EXERCISE TEXT:
When someone is offered $140k in compensation and a bonus structure to go along with it, the associate doctor needs to understand that they cost the practice a LOT more than just the $140k in salary to bring them on. In fact, with malpractice, health insurance, payroll taxes, retirement benefits, licensure fees, CE compensation, travel expenses and other associated overhead it is conceivable that this person could cost the practice $200k per year before the first patient even walks through the door.

Now...I'm not suggesting in any way that what this person has been offered here is fair, or is even a "good offer." But I think it's important for associate doctors to not simply look at what the "salary" is and say "Hey! That's not fair!" They really have to understand the total cost to the practice to bring them on.

So you would have no objection to charging the new employEE surgeon the costs of recruitment, including headhunter fees, thinking now as an employER, eh?

Operating costs are what they are, some fixed and some variable. Malpractice insurance is a mix of the two. Most of the others are usually capped. Health insurance is not some giant unknown either. Social Security is split employer/employee unless independent contracting, when it is fully on the contractor. Pretending that these are "compensation", especially things such as licensing fees is nothing more than shifting overhead onto the employee. Just because the expense is unitized to the provider doesn't make it any less overhead.

[Stored data entries]

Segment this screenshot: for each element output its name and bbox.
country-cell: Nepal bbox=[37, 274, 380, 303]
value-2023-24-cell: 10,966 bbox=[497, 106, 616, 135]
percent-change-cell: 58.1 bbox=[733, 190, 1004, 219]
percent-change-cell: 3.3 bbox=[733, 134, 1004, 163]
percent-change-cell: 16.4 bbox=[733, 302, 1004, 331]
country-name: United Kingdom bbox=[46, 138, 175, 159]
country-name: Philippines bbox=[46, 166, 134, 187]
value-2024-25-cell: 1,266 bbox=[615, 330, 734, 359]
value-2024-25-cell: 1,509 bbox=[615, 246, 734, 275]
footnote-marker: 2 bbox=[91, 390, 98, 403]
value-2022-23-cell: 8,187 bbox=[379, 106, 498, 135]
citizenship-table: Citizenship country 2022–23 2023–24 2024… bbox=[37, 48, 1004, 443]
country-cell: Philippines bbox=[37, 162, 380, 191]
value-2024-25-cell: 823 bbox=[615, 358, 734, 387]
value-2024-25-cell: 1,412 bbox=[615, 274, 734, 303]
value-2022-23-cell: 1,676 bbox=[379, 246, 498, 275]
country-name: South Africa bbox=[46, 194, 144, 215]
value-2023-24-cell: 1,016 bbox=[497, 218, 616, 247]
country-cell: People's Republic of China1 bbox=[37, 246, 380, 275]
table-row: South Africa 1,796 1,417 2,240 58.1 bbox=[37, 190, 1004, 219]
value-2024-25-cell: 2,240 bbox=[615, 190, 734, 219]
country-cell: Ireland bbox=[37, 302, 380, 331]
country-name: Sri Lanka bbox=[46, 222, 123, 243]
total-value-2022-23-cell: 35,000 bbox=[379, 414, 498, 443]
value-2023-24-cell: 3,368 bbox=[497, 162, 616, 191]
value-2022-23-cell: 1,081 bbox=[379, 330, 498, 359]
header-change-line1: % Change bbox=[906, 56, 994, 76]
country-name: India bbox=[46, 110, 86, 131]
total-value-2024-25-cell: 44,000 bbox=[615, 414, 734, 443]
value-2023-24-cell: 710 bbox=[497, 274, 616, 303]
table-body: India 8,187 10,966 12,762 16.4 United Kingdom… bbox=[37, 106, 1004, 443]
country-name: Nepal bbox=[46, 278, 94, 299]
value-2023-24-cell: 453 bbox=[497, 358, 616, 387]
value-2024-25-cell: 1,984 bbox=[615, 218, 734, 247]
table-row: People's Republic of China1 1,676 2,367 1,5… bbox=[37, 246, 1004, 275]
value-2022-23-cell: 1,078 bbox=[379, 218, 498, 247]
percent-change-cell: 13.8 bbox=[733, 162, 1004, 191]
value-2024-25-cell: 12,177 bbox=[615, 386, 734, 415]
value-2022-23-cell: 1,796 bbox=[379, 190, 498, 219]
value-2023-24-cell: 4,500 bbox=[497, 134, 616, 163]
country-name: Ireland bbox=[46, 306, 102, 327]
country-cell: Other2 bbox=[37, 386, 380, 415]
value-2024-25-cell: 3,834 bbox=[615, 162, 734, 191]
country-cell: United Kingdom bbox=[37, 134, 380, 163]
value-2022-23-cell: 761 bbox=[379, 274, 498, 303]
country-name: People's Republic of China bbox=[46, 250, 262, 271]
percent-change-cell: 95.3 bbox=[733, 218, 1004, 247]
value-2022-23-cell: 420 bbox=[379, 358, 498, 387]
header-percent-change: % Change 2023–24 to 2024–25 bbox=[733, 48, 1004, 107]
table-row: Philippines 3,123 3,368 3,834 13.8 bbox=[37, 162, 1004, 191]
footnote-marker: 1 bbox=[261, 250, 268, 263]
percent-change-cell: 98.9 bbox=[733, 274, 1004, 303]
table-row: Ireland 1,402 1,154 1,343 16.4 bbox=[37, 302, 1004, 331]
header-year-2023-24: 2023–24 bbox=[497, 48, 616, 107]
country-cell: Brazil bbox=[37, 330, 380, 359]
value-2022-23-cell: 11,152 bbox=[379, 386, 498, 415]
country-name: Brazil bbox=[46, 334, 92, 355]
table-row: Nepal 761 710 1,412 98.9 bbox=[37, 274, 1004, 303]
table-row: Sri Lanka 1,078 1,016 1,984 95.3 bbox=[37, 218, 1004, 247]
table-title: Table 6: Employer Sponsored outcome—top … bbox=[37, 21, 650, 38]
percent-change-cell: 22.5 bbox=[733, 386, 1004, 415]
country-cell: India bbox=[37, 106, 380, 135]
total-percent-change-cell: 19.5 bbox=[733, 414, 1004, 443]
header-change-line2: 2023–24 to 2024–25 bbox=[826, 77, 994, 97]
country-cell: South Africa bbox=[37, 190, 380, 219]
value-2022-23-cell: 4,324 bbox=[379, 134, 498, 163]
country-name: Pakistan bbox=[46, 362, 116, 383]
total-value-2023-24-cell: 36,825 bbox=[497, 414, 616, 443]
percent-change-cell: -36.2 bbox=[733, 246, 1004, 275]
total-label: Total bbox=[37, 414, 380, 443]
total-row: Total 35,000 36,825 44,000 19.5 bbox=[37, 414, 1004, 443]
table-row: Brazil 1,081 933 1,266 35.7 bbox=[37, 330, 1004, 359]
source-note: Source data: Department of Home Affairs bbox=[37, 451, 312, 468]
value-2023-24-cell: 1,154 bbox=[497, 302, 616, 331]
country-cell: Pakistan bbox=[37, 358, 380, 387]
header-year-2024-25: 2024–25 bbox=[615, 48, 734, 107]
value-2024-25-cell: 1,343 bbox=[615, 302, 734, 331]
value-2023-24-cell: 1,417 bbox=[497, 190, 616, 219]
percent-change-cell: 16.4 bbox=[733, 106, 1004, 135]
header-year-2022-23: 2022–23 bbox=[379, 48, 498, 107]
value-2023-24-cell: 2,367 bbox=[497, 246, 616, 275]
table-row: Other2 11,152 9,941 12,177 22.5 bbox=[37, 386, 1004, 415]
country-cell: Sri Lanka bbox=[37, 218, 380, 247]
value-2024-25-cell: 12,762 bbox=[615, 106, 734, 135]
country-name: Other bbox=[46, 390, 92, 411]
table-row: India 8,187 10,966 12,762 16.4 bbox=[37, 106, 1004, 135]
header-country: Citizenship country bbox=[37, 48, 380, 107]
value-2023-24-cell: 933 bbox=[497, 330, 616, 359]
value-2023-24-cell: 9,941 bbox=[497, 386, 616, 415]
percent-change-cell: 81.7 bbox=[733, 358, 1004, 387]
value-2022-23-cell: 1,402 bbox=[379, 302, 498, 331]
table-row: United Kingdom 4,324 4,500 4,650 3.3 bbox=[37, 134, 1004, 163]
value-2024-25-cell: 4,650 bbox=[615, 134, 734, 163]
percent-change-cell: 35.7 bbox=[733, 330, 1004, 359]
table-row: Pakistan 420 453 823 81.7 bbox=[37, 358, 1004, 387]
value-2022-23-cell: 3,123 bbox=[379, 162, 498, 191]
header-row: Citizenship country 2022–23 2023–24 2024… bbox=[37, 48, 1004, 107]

TASKS FOR THIS EXERCISE:
#1 In the discussion of associate doctor compensation, how much could the new person cost the practice per year before the first patient walks through the door?
#2 Reproduce, word for word, everything in the associate doctor compensation discussion from "So you would" down to "an employER, eh?".

SOLUTIONS FOR EACH TASK:
#1 $200k per year.

#2
So you would have no objection to charging the new employEE surgeon the costs of recruitment, including headhunter fees, thinking now as an employER, eh?